REQUIRED TASK:
From the entries below, copy every line holding the word "Outlook".

** Start of TASK MATERIAL **

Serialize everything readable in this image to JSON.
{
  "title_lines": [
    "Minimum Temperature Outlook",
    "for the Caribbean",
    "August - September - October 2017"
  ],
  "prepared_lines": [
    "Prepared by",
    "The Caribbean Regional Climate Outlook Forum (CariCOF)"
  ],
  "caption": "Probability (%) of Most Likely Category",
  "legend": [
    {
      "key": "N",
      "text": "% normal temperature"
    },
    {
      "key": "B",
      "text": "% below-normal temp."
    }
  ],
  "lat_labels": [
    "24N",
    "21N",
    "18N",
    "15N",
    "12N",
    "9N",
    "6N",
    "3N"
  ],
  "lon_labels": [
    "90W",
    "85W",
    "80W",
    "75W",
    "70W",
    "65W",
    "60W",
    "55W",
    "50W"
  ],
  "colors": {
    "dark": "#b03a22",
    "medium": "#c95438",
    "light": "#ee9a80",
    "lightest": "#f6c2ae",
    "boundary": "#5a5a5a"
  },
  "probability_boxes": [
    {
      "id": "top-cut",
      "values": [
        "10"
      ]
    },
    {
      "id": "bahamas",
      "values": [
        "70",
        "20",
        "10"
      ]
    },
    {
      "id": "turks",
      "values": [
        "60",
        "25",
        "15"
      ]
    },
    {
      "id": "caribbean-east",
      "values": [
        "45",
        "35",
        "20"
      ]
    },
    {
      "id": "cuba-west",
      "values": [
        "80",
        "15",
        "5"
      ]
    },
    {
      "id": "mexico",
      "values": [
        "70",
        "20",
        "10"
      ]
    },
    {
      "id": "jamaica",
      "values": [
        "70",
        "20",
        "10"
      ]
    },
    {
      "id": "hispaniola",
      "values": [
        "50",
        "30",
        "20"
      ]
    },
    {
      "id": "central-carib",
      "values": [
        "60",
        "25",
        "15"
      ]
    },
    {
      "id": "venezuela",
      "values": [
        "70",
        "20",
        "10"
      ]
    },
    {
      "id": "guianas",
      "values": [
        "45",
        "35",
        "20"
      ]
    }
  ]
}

** End of TASK MATERIAL **

EXPECTED ANSWER:
    "Minimum Temperature Outlook",
    "The Caribbean Regional Climate Outlook Forum (CariCOF)"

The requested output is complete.